Document extract:
During a conversation the other day, a friend confessed that the quality of her meditation is somewhat pathetic. She sits down on the cushion, she told me, and tries to direct her attention, but pretty much the whole time she’s sitting there her attention is going all over the place and she doesn’t have much influence over it. Sometimes she wonders what the point is and why she’s putting so much effort into something that doesn’t seem to be working and perhaps is a waste of time.
Sound familiar? I’ll bet we’ve all had thoughts like this at one time or another. In response I told her about another friend of mine and something that he said.
He described much the same thing: very little capacity to do anything that anyone would call ‘meditation’, and a very large capacity to indulge in distractions and dissipations of all kinds. This friend had been meditating for quite a number of years, and he did admit that over time his ability to focus and direct his attention had improved, but by and large, he said, his attention still had a tendency to go here and then go there, and he had little say in the matter. And yet, he said–this was the thing that moved me and caused me to remember the conversation, which happened years ago–the practice of sitting down every day to meditate had completely transformed his life. As far as he could tell he wasn’t doing it very well, he said, but it had made profound changes, even so, and he couldn’t say why. Something about it had caused him to live more happily, with more contentment, and more at peace.

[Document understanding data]

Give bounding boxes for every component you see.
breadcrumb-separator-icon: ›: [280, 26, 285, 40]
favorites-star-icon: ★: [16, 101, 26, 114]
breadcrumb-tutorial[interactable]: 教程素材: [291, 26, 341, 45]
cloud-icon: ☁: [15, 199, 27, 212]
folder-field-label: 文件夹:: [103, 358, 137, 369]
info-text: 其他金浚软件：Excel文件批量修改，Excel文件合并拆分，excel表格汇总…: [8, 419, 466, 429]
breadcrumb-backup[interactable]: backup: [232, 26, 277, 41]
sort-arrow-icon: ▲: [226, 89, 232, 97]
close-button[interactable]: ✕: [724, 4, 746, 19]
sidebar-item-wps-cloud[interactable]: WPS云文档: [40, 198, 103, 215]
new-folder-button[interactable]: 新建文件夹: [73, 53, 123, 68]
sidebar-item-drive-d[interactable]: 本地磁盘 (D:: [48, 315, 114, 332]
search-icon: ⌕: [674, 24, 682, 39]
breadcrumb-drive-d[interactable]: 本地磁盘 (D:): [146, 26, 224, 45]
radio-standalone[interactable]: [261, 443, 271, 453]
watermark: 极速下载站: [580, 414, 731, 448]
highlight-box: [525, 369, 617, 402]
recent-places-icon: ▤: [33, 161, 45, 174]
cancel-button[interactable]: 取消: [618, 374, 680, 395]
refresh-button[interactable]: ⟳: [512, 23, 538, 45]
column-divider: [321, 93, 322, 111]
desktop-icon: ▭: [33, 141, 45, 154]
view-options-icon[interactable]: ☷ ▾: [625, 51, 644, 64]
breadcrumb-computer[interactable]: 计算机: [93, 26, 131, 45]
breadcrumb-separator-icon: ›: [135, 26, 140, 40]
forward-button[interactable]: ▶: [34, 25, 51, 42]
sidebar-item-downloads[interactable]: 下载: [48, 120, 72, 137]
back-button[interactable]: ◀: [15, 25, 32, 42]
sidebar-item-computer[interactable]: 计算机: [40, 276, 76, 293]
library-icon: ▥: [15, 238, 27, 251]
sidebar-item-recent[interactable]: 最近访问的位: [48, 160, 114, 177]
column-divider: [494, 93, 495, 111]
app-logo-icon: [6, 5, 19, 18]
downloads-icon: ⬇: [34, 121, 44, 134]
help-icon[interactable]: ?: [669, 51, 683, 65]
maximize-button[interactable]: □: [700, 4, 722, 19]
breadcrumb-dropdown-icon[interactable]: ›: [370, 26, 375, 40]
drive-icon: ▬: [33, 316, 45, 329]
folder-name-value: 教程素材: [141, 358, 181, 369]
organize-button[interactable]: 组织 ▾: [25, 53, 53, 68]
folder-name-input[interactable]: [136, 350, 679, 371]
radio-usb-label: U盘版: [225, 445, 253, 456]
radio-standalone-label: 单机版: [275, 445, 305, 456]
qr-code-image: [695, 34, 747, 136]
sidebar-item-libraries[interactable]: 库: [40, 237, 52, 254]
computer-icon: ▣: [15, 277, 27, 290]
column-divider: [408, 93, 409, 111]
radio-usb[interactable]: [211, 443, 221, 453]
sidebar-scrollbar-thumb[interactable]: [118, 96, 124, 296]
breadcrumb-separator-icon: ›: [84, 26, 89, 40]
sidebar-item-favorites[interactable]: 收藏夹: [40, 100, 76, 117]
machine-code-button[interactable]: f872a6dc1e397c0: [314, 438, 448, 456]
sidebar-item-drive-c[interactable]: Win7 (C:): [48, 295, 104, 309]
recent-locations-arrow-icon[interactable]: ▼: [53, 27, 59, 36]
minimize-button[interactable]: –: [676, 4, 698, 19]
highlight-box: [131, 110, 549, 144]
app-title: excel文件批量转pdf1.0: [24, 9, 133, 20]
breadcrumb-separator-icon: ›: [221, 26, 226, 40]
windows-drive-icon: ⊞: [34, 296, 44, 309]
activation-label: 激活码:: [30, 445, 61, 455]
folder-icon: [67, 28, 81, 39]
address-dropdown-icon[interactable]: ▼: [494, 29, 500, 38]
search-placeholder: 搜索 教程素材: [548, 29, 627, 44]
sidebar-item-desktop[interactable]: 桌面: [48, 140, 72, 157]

Problems and tasks:
#1 In the text on meditation, how had the daily practice of sitting down to meditate affected the second friend's life?
#2 Go on with the text about meditation, starting after its final sentence.
The listing above was taken from a separate source.

Task answers:
#1 It had completely transformed his life, so that he lived more happily, with more contentment, and more at peace.

#2
That has very much been my experience, too. Meditation is hard! Really hard! I often think that the hardest thing there is for human being to do is to direct their attention, moment by moment, as life goes by. We all struggle to master our attention, including myself, and we all fall short of the ideal. And yet it makes a difference. In my own case it has made a tremendous difference, and has given me the sort of life and inner experience that never would have been possible otherwise. It’s hard, in other words, but it works.
Keep on meditating, friends! Don’t quit! Don’t let the conditioned voices tell you that it does no good, or that you’re not good enough at it, or any thing else that might direct you away from your practice. Just sit, as often as much as you’re willing, and don’t worry about the results. The results will take care of themselves. Just sit, and gradually, very gradually, over time, the transformation will happen.